* **Supplied information**:

-- begin --

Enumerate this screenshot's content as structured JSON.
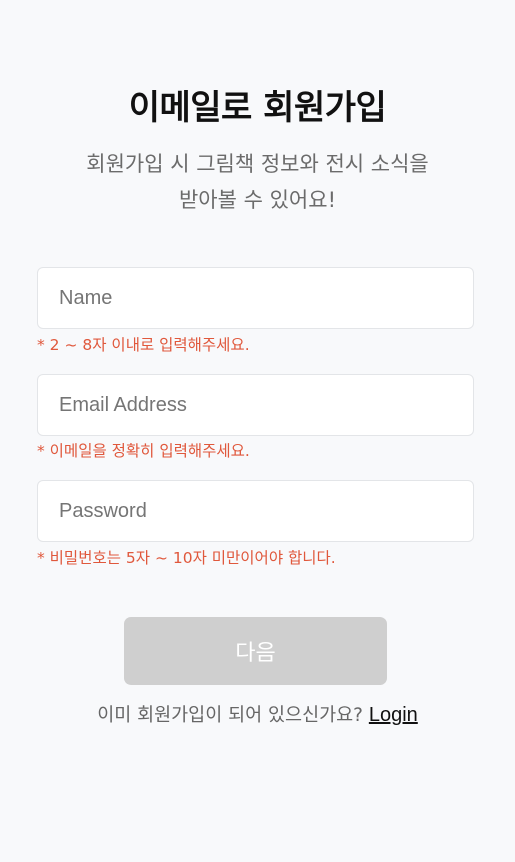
{
  "header": {
    "title": "이메일로 회원가입",
    "subtitle_line1": "회원가입 시 그림책 정보와 전시 소식을",
    "subtitle_line2": "받아볼 수 있어요!"
  },
  "form": {
    "name": {
      "placeholder": "Name",
      "value": "",
      "hint": "* 2 ~ 8자 이내로 입력해주세요."
    },
    "email": {
      "placeholder": "Email Address",
      "value": "",
      "hint": "* 이메일을 정확히 입력해주세요."
    },
    "password": {
      "placeholder": "Password",
      "value": "",
      "hint": "* 비밀번호는 5자 ~ 10자 미만이어야 합니다."
    },
    "next_label": "다음"
  },
  "footer": {
    "prompt": "이미 회원가입이 되어 있으신가요?",
    "login_label": "Login"
  },
  "colors": {
    "background": "#f8f9fb",
    "hint": "#e0583c",
    "button_disabled": "#cfcfcf"
  }
}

-- end --

* **Exercise description**: Make an exact reproduction of the listing above, without any pictures.

* **Written answer**:
Enumerate this screenshot's content as structured JSON.
{
  "header": {
    "title": "이메일로 회원가입",
    "subtitle_line1": "회원가입 시 그림책 정보와 전시 소식을",
    "subtitle_line2": "받아볼 수 있어요!"
  },
  "form": {
    "name": {
      "placeholder": "Name",
      "value": "",
      "hint": "* 2 ~ 8자 이내로 입력해주세요."
    },
    "email": {
      "placeholder": "Email Address",
      "value": "",
      "hint": "* 이메일을 정확히 입력해주세요."
    },
    "password": {
      "placeholder": "Password",
      "value": "",
      "hint": "* 비밀번호는 5자 ~ 10자 미만이어야 합니다."
    },
    "next_label": "다음"
  },
  "footer": {
    "prompt": "이미 회원가입이 되어 있으신가요?",
    "login_label": "Login"
  },
  "colors": {
    "background": "#f8f9fb",
    "hint": "#e0583c",
    "button_disabled": "#cfcfcf"
  }
}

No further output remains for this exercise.